***** Listed entries *****
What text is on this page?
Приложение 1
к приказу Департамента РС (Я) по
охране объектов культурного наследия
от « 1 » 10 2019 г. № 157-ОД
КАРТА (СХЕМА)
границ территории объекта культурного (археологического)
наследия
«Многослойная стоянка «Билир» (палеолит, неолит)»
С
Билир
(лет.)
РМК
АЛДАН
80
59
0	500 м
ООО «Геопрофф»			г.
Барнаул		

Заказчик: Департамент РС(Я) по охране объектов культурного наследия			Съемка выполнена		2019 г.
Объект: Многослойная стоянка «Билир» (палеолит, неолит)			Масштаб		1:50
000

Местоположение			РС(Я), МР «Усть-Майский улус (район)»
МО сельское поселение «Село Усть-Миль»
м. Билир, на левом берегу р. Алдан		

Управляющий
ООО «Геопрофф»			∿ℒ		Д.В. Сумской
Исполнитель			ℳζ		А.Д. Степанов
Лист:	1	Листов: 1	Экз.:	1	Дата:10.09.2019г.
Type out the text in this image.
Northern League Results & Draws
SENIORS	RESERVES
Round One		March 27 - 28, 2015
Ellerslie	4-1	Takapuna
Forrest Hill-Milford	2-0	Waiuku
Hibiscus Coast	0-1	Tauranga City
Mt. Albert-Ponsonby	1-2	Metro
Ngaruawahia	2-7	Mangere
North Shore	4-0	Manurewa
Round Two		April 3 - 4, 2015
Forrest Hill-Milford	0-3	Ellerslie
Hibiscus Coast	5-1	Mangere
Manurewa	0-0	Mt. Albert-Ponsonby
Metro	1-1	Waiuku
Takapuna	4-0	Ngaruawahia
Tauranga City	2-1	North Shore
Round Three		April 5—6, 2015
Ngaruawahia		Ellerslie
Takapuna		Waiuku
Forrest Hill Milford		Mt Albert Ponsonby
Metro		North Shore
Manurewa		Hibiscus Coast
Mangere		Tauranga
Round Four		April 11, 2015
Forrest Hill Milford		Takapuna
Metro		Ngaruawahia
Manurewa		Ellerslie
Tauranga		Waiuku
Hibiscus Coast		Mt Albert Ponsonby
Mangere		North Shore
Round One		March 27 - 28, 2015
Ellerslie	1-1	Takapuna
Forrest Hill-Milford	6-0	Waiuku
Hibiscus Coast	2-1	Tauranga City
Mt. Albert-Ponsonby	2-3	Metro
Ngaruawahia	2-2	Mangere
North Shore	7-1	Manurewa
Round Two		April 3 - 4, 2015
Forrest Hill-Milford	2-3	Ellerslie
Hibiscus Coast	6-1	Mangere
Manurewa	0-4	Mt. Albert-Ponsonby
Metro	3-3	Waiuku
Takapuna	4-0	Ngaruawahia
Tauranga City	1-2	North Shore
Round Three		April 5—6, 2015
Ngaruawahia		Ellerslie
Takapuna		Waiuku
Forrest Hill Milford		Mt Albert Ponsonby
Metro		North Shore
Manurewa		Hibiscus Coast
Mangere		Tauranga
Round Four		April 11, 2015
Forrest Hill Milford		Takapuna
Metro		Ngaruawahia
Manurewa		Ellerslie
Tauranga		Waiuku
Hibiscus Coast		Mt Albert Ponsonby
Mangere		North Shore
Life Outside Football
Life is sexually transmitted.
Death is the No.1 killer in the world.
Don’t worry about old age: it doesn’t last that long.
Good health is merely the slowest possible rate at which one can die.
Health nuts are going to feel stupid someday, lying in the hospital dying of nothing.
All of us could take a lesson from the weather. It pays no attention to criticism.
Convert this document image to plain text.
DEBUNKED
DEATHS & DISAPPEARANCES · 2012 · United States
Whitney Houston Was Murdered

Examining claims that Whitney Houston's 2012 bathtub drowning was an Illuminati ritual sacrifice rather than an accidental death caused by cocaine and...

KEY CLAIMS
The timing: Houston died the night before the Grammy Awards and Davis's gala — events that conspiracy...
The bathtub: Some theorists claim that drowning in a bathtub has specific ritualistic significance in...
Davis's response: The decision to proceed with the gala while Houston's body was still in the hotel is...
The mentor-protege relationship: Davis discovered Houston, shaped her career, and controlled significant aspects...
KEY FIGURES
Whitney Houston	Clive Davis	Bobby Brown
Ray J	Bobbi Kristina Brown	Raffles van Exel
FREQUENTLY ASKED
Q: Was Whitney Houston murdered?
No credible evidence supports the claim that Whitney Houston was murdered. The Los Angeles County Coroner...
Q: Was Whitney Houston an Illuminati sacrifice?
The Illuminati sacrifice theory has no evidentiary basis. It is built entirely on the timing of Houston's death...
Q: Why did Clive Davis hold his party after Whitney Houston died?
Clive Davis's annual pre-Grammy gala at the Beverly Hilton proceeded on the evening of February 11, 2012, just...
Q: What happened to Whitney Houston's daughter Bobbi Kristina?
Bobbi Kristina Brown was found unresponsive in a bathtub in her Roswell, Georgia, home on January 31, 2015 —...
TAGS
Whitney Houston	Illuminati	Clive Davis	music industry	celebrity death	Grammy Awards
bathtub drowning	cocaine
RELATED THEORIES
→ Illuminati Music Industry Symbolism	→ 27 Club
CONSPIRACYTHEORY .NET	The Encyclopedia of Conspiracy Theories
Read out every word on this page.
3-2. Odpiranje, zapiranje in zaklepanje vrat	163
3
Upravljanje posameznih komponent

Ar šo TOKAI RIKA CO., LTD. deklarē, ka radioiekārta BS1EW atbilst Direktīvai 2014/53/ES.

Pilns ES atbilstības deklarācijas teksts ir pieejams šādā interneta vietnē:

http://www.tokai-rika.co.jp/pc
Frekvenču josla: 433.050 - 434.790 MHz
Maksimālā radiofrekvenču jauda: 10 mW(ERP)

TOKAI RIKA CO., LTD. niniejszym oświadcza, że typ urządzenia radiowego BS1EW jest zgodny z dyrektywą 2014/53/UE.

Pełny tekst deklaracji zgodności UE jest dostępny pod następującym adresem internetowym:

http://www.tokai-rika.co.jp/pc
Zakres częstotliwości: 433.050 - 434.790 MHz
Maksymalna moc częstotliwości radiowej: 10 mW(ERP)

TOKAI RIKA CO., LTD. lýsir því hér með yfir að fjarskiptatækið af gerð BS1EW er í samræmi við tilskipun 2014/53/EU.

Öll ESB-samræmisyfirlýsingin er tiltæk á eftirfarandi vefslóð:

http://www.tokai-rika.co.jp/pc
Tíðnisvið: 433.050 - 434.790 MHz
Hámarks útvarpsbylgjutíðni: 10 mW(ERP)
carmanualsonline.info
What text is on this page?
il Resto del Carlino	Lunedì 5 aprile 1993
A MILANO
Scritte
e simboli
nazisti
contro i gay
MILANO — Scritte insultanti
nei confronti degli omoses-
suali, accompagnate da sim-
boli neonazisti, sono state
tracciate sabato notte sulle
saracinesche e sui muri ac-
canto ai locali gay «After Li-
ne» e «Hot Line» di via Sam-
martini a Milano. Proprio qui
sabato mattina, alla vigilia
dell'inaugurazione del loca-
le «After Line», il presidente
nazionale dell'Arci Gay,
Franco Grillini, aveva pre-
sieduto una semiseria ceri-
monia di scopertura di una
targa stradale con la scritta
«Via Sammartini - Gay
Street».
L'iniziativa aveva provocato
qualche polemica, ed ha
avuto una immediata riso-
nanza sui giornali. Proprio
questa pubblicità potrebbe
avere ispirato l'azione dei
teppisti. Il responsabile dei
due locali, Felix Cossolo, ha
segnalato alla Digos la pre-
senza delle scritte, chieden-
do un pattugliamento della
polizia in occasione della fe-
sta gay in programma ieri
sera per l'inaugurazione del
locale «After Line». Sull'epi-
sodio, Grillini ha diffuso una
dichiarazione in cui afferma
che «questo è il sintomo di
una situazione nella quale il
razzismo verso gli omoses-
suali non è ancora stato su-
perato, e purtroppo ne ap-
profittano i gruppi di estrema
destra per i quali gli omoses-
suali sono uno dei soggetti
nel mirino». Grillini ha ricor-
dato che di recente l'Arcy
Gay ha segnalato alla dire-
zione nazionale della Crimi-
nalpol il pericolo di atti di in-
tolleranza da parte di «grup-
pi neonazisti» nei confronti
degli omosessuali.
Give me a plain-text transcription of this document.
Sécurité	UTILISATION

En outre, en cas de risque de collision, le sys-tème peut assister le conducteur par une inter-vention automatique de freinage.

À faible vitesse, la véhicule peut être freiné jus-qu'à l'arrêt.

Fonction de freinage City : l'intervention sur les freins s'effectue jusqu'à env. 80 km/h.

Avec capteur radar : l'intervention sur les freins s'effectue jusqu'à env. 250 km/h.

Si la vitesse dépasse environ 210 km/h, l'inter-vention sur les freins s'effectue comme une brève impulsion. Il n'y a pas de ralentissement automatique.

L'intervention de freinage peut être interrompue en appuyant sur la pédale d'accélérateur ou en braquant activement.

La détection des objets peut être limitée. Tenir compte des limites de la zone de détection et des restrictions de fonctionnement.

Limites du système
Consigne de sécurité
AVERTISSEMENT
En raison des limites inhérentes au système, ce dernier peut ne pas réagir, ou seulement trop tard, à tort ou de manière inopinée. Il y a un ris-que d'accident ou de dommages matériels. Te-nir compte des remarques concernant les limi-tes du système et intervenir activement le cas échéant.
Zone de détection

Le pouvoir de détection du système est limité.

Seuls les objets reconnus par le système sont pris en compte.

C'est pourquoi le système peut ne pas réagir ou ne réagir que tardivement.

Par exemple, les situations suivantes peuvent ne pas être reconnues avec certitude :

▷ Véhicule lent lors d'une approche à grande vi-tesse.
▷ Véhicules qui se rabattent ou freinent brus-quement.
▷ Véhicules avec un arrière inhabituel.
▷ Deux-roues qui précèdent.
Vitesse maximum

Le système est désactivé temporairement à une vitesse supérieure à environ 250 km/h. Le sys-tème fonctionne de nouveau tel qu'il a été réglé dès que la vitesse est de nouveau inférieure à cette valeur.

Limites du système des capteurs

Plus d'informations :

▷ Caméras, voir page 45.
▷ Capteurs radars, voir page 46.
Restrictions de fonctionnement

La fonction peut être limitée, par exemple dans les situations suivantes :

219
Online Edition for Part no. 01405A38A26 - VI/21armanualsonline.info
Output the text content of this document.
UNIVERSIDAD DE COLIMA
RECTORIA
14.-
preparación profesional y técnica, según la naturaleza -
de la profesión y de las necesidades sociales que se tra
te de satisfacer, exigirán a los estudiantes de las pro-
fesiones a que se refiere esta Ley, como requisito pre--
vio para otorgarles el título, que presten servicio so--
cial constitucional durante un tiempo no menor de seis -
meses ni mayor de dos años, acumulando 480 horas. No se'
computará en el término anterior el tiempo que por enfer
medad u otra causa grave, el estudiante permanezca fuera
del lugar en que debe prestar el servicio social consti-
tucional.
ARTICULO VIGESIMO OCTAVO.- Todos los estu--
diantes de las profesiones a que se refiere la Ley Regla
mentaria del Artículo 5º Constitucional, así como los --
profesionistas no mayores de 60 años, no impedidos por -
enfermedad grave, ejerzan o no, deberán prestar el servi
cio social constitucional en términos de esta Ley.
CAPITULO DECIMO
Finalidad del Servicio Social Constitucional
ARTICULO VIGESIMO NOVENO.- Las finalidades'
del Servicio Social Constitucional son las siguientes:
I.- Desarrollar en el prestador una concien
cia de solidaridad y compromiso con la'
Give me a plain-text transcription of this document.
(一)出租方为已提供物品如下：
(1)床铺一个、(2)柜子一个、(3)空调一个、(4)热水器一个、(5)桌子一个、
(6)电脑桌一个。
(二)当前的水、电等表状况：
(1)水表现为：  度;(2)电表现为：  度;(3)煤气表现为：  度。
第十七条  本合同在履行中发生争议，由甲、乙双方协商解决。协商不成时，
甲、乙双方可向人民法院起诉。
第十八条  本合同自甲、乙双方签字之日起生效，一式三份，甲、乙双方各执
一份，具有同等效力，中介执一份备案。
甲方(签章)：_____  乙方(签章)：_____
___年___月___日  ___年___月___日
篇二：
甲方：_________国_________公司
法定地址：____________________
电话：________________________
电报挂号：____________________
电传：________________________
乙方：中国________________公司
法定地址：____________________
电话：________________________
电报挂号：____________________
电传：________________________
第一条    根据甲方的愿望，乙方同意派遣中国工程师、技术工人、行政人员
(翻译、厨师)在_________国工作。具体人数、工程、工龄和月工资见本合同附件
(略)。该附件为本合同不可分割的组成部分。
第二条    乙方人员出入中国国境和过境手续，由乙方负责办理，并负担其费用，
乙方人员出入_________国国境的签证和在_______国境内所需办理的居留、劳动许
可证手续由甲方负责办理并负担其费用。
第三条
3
*****
Stated goal>
Report how many lines contain "segnalato". Give nothing but the number.

Exercise output>
2